▶ Série d'exercices
1/ Recopiez le texte sur la réindustrialisation des territoires, depuis « Avec 2,8 millions » jusqu'à « restent à lever. » inclus.
2/ Prolongez le texte sur la réindustrialisation des territoires à partir de sa dernière phrase.

++++ Extrait fourni ++++

Loin d'être le vœu pieux d'une relocalisation des activités parties à l'étranger, la réindustrialisation des territoires est un phénomène tangible. « Depuis 2017, non seulement nous assistons à une prise de conscience de l'intérêt de développer des activités industrielles en France, mais les créations sont supérieures aux fermetures », note Gwénaël Guillemot, directeur de l'Institut de la réindustrialisation. Pour Nathalie Thieulot, référence régionale industrie à la chambre de commerce et d'industrie (CCI) Ile-de-France, « les projets émanent de start-up qui veulent maîtriser leurs process ou d'entreprises souhaitant réintégrer une activité de sous-traitance ou augmenter leurs capacités de production en déménageant ».
Avec 2,8 millions de salariés et 260 000 entreprises selon France Stratégie, l'industrie semble avoir le vent en poupe. « Après une période de recul, les entreprises du secteur souhaitent à nouveau pouvoir se développer dans des conditions favorables », confirme François Blouvac, responsable du programme Territoires d'industries à la Banque des territoires. Pour autant, de nombreux freins restent à lever.
Changer les mentalités. Parmi eux, le plus informel est aussi celui qui est le plus souvent cité : une représentation de l'industrie lourde, polluante et énergivore, qui effraie certains élus locaux et leurs populations. « Le mot “industrie” fait encore peur », constate Laurent Cappelletti, professeur titulaire de la chaire comptabilité et contrôle de gestion au Conservatoire national des arts et métiers (Cnam), qui a remis en 2022 au haut- commissaire au plan un rapport sur les « actions utiles » en matière de réindustrialisation durable des territoires. Et de poursuivre : « La France est engagée dans une réindustrialisation bas carbone alors qu'une partie de l'opinion publique, surtout dans les territoires où l'industrie est historiquement faible, pense immanquablement au charbonnage. C'est dommage quand l'on sait que les nouveaux projets étudiés intègrent au niveau du bâti les dernières innovations en matière d'économies d'énergie. » Sans aller jusqu'à l'industrie 4.0 (lire p. 11), « celle qui associe réalité virtuelle, outil de production robotisé et numérisation de l'outil industriel » comme le souligne Gwénaël Guillemot, les start-up ou PME innovantes qui cherchent à s'implanter ne relèvent pas, loin de là, des modèles du passé. « Non seulement, l'industrie n'est pas un vecteur de nuisances, mais elle offre la proximité d'une production sur notre sol, qui répond à une recherche d'autonomie nationale face à des difficultés d'approvisionnement ainsi qu'aux besoins de développement durable », estime Frédéric Goupil de Bouillé, président de l'Association des directeurs immobiliers (ADI), qui vient de publier un manifeste pour la réindustrialisation. « L'une de nos 12 propositions consiste à diviser la sous- destination industrie au sein du Code de l'urbanisme en deux. L'idée est d'éviter une approche monolithique, et de différencier les activités manufacturières peu polluantes et peu consommatrices de foncier de celles plus traditionnelles », ajoute-t-il. Parmi les propositions du rapport parlementaire du député (Renaissance) Guillaume Kasbarian figure la possibilité de « mobiliser le pouvoir de dérogation du préfet pour mieux tenir compte des circonstances locales de projets comme ceux ne faisant pas l'objet d'une étude d'impact environnemental ».

++++ Lignes de données ++++

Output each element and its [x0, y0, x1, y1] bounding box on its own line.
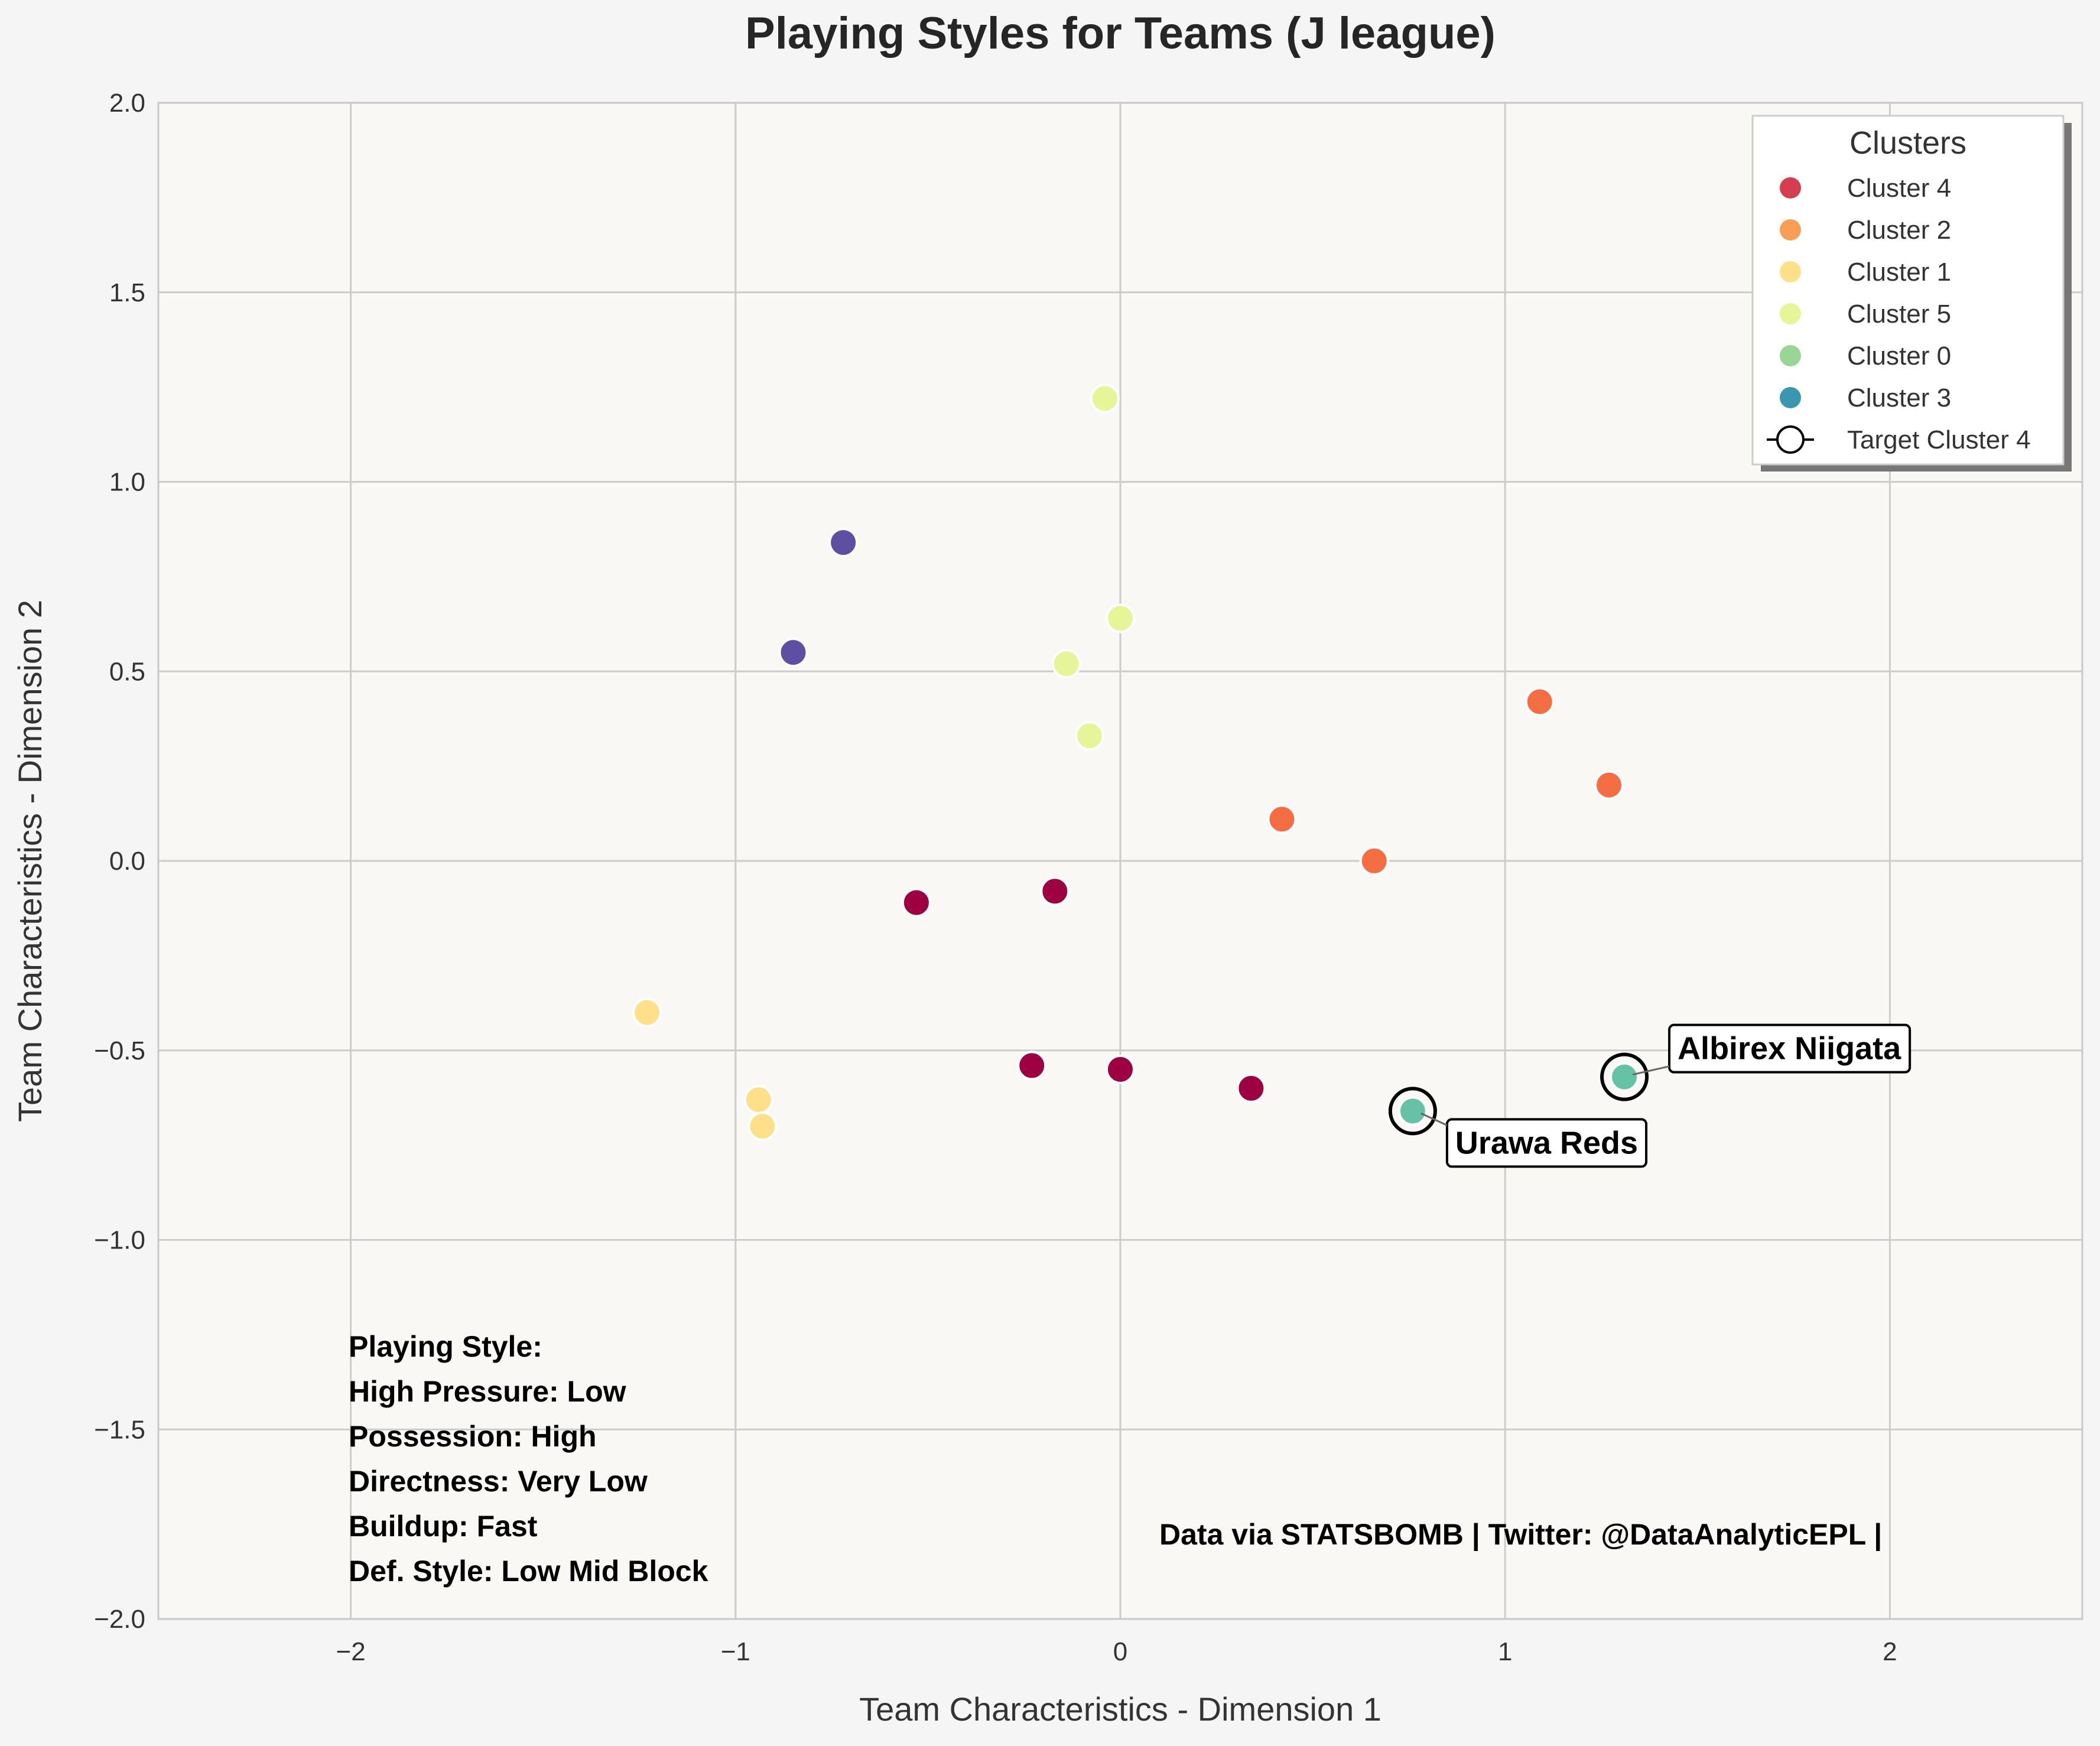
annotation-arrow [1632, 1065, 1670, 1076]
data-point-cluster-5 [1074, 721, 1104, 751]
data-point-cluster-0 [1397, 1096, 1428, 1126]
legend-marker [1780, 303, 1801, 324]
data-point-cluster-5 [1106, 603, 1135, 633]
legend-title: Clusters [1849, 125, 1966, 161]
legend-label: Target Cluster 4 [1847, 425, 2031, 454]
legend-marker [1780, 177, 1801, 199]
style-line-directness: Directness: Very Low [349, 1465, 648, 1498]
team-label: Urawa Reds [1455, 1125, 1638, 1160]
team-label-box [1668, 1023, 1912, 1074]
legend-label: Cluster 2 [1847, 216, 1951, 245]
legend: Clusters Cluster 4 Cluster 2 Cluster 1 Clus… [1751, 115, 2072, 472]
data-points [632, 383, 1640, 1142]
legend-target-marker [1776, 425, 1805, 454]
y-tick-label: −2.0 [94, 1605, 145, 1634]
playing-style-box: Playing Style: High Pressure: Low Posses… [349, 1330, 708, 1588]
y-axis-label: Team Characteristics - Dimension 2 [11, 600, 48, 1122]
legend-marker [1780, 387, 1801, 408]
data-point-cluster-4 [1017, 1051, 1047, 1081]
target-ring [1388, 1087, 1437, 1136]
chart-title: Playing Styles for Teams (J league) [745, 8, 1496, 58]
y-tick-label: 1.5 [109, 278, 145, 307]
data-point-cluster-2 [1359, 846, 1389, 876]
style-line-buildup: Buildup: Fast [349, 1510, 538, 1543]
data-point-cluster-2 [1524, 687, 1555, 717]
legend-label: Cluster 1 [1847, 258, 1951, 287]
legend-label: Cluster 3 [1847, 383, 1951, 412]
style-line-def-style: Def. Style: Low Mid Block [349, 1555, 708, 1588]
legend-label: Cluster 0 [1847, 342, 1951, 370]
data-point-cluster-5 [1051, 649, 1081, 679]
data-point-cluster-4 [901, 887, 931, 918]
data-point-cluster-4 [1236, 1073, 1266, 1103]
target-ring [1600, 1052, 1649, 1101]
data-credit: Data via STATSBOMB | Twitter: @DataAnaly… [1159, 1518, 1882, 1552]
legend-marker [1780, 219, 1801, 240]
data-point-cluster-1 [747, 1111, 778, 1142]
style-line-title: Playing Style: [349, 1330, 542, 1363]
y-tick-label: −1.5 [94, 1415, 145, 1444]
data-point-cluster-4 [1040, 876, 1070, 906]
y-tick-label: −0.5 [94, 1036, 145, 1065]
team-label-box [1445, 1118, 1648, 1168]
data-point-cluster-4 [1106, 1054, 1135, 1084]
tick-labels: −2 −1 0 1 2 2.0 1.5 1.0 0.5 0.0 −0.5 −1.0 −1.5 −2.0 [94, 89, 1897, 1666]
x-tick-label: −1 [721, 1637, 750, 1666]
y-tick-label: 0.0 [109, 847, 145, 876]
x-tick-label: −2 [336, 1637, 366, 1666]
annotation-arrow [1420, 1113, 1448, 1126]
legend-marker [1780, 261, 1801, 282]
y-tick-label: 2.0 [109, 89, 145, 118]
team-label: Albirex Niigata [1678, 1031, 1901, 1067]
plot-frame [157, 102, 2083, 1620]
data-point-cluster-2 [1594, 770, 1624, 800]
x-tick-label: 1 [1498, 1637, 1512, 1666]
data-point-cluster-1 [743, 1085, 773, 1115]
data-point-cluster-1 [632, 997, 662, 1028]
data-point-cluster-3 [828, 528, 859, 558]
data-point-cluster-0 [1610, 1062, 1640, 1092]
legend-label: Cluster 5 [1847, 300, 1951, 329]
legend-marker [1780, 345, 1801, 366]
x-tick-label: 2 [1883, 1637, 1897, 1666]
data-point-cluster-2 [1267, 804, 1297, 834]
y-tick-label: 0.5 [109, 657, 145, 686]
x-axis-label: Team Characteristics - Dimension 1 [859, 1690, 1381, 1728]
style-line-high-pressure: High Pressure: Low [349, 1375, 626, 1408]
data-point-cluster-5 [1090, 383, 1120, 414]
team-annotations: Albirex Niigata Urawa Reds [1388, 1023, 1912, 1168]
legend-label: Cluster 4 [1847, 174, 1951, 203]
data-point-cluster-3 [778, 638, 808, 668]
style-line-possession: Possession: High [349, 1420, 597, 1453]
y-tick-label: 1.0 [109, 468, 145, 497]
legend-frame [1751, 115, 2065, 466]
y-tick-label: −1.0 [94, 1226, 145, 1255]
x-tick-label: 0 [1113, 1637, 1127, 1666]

++++

▶ Corrigé de l'exercice
1/
Avec 2,8 millions de salariés et 260 000 entreprises selon France Stratégie, l'industrie semble avoir le vent en poupe. « Après une période de recul, les entreprises du secteur souhaitent à nouveau pouvoir se développer dans des conditions favorables », confirme François Blouvac, responsable du programme Territoires d'industries à la Banque des territoires. Pour autant, de nombreux freins restent à lever.

2/
L'information, nerf de l'implantation. Autre écueil : en matière de recherche de foncier, trop d'information tue l'information ! Pour François Blouvac, « elle est très morcelée, et l'accès au répertoire du foncier disponible lacunaire. Il importe aux industriels de connaître les mètres carrés disponibles, les accès à l'énergie dans un écosystème adapté à leur activité, tout en ayant l'assurance de disposer de ressources humaines et de compétences.
Une actualisation de la data permettrait de construire la bonne adéquation. » Les outils existent mais ils doivent être abondés et mis à jour régulièrement par les acteurs concernés (services de l'Etat, collectivités locales, BPI, Pôle emploi, Cerema, etc.). C'est le cas de Dataviz Territoires d'industrie, service de data visualisation et de cartographie porté par la Banque des Territoires qui agrège données publiques et privées.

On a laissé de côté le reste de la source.